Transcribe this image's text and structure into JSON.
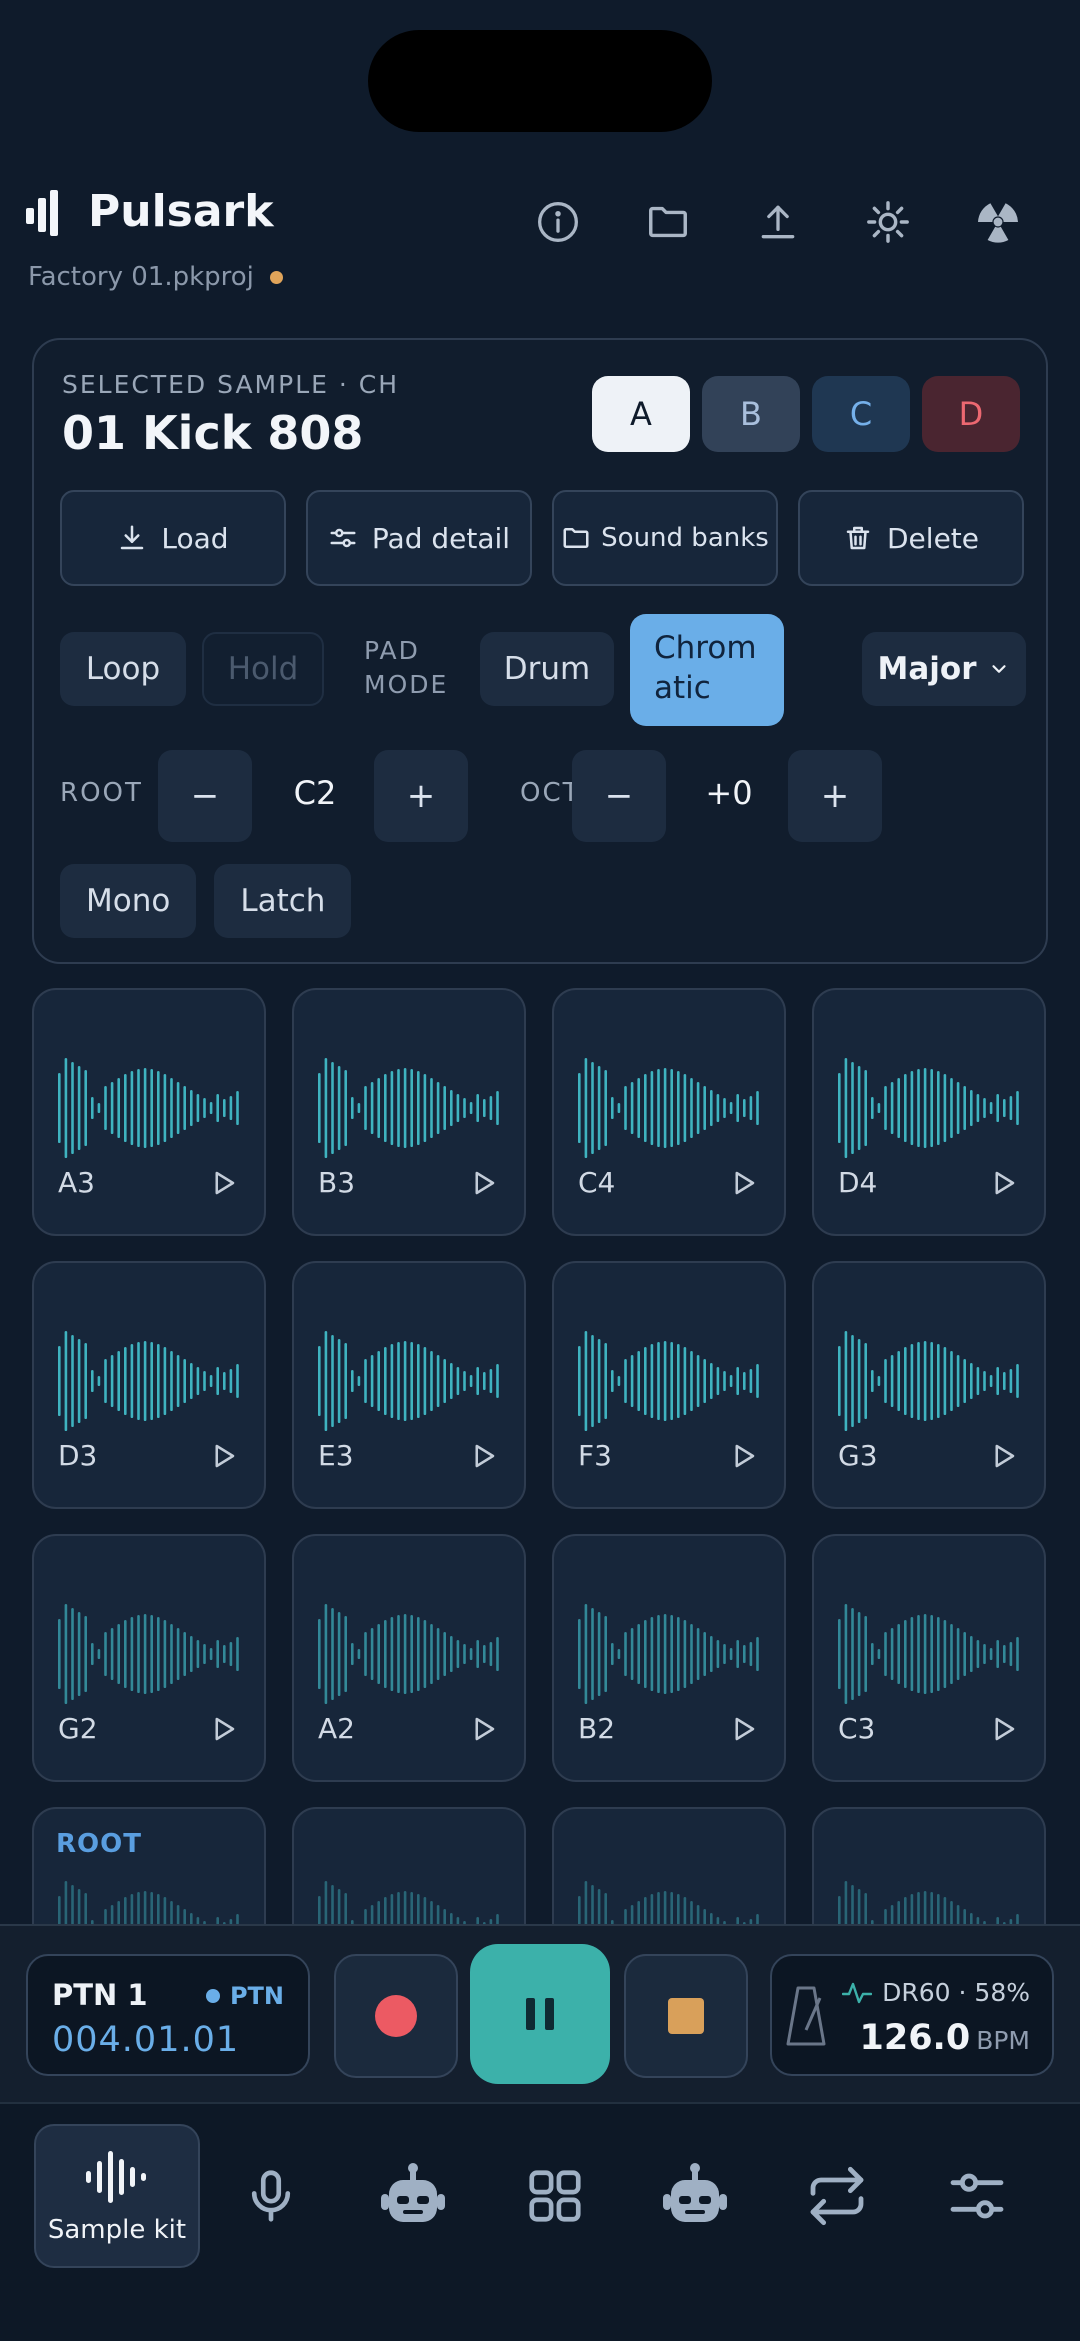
{
  "app": {
    "name": "Pulsark",
    "project": "Factory 01.pkproj"
  },
  "header_icons": [
    "info-icon",
    "folder-icon",
    "upload-icon",
    "settings-icon",
    "radiation-icon"
  ],
  "selected": {
    "label": "SELECTED SAMPLE · CH",
    "name": "01 Kick 808",
    "channels": [
      "A",
      "B",
      "C",
      "D"
    ],
    "active_channel": "A"
  },
  "actions": {
    "load": "Load",
    "pad_detail": "Pad detail",
    "sound_banks": "Sound banks",
    "delete": "Delete"
  },
  "mode": {
    "loop": "Loop",
    "hold": "Hold",
    "pad_mode_line1": "PAD",
    "pad_mode_line2": "MODE",
    "drum": "Drum",
    "chromatic_line1": "Chrom",
    "chromatic_line2": "atic",
    "scale": "Major"
  },
  "tuning": {
    "root_label": "ROOT",
    "root_value": "C2",
    "oct_label": "OCT",
    "oct_value": "+0",
    "minus": "−",
    "plus": "+"
  },
  "voice": {
    "mono": "Mono",
    "latch": "Latch"
  },
  "pads": {
    "row1": [
      "A3",
      "B3",
      "C4",
      "D4"
    ],
    "row2": [
      "D3",
      "E3",
      "F3",
      "G3"
    ],
    "row3": [
      "G2",
      "A2",
      "B2",
      "C3"
    ],
    "row4_root_label": "ROOT"
  },
  "transport": {
    "pattern": "PTN 1",
    "pattern_tag": "PTN",
    "position": "004.01.01",
    "swing_info": "DR60 · 58%",
    "bpm": "126.0",
    "bpm_unit": "BPM",
    "state": "playing"
  },
  "nav": {
    "active_label": "Sample kit",
    "items": [
      "sample-kit-icon",
      "microphone-icon",
      "robot-icon",
      "grid-icon",
      "robot-icon",
      "repeat-icon",
      "sliders-icon"
    ]
  },
  "colors": {
    "accent_blue": "#6aaee8",
    "accent_teal": "#3cb1aa",
    "record_red": "#ec5a63",
    "stop_orange": "#d9a05a",
    "wave_teal": "#3fb3c0",
    "channel_d_red": "#ec6871"
  }
}
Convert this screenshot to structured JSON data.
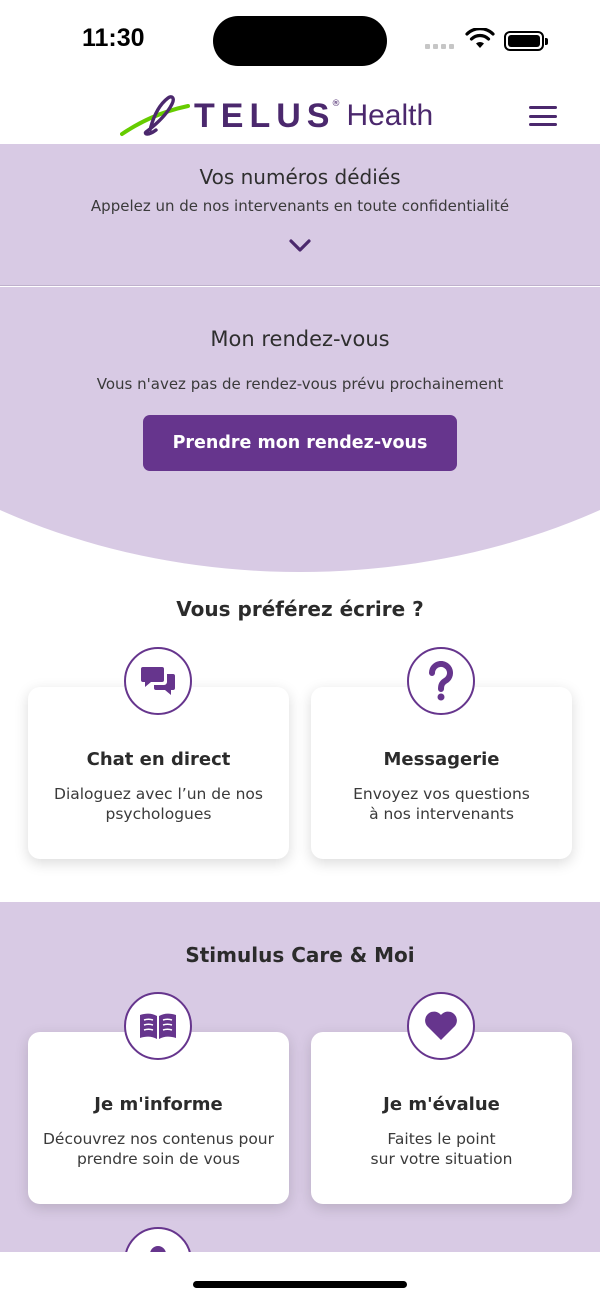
○ ○ ○ ○ ○ ○ ○
Except for the pictures, give all the material above again verbatim.

• Answer in full:
Transcribe this image's text and structure into JSON.
{
  "app": {
    "name": "Pulsark",
    "project": "Factory 01.pkproj"
  },
  "header_icons": [
    "info-icon",
    "folder-icon",
    "upload-icon",
    "settings-icon",
    "radiation-icon"
  ],
  "selected": {
    "label": "SELECTED SAMPLE · CH",
    "name": "01 Kick 808",
    "channels": [
      "A",
      "B",
      "C",
      "D"
    ],
    "active_channel": "A"
  },
  "actions": {
    "load": "Load",
    "pad_detail": "Pad detail",
    "sound_banks": "Sound banks",
    "delete": "Delete"
  },
  "mode": {
    "loop": "Loop",
    "hold": "Hold",
    "pad_mode_line1": "PAD",
    "pad_mode_line2": "MODE",
    "drum": "Drum",
    "chromatic_line1": "Chrom",
    "chromatic_line2": "atic",
    "scale": "Major"
  },
  "tuning": {
    "root_label": "ROOT",
    "root_value": "C2",
    "oct_label": "OCT",
    "oct_value": "+0",
    "minus": "−",
    "plus": "+"
  },
  "voice": {
    "mono": "Mono",
    "latch": "Latch"
  },
  "pads": {
    "row1": [
      "A3",
      "B3",
      "C4",
      "D4"
    ],
    "row2": [
      "D3",
      "E3",
      "F3",
      "G3"
    ],
    "row3": [
      "G2",
      "A2",
      "B2",
      "C3"
    ],
    "row4_root_label": "ROOT"
  },
  "transport": {
    "pattern": "PTN 1",
    "pattern_tag": "PTN",
    "position": "004.01.01",
    "swing_info": "DR60 · 58%",
    "bpm": "126.0",
    "bpm_unit": "BPM",
    "state": "playing"
  },
  "nav": {
    "active_label": "Sample kit",
    "items": [
      "sample-kit-icon",
      "microphone-icon",
      "robot-icon",
      "grid-icon",
      "robot-icon",
      "repeat-icon",
      "sliders-icon"
    ]
  },
  "colors": {
    "accent_blue": "#6aaee8",
    "accent_teal": "#3cb1aa",
    "record_red": "#ec5a63",
    "stop_orange": "#d9a05a",
    "wave_teal": "#3fb3c0",
    "channel_d_red": "#ec6871"
  }
}
Convert this screenshot to structured JSON data.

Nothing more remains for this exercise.